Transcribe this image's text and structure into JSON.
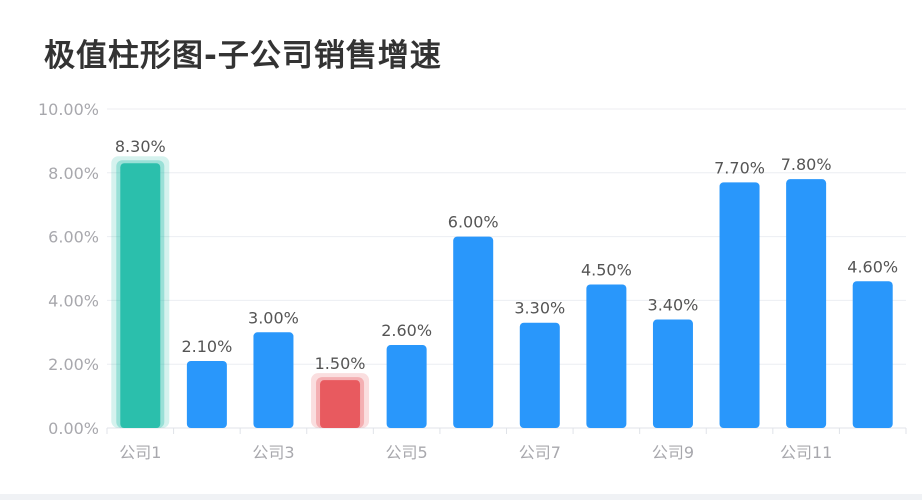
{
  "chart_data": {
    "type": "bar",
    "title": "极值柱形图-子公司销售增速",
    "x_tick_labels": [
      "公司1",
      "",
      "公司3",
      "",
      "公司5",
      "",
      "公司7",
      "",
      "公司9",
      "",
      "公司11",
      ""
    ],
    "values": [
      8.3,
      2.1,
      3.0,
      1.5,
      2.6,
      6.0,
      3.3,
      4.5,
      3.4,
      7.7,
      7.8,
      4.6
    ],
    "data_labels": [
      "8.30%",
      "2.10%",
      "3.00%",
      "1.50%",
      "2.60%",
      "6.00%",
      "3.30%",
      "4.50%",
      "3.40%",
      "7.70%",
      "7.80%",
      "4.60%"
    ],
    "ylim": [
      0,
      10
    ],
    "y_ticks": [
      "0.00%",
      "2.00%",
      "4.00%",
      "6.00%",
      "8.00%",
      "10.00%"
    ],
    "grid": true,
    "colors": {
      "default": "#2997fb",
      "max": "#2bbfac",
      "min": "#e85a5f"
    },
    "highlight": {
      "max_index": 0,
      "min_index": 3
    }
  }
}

- Work required: Each entry above should be reproduced exactly, with the pictures removed.

- Result of this task:
Transcribe this image's text and structure into JSON.
{
  "chart_data": {
    "type": "bar",
    "title": "极值柱形图-子公司销售增速",
    "x_tick_labels": [
      "公司1",
      "",
      "公司3",
      "",
      "公司5",
      "",
      "公司7",
      "",
      "公司9",
      "",
      "公司11",
      ""
    ],
    "values": [
      8.3,
      2.1,
      3.0,
      1.5,
      2.6,
      6.0,
      3.3,
      4.5,
      3.4,
      7.7,
      7.8,
      4.6
    ],
    "data_labels": [
      "8.30%",
      "2.10%",
      "3.00%",
      "1.50%",
      "2.60%",
      "6.00%",
      "3.30%",
      "4.50%",
      "3.40%",
      "7.70%",
      "7.80%",
      "4.60%"
    ],
    "ylim": [
      0,
      10
    ],
    "y_ticks": [
      "0.00%",
      "2.00%",
      "4.00%",
      "6.00%",
      "8.00%",
      "10.00%"
    ],
    "grid": true,
    "colors": {
      "default": "#2997fb",
      "max": "#2bbfac",
      "min": "#e85a5f"
    },
    "highlight": {
      "max_index": 0,
      "min_index": 3
    }
  }
}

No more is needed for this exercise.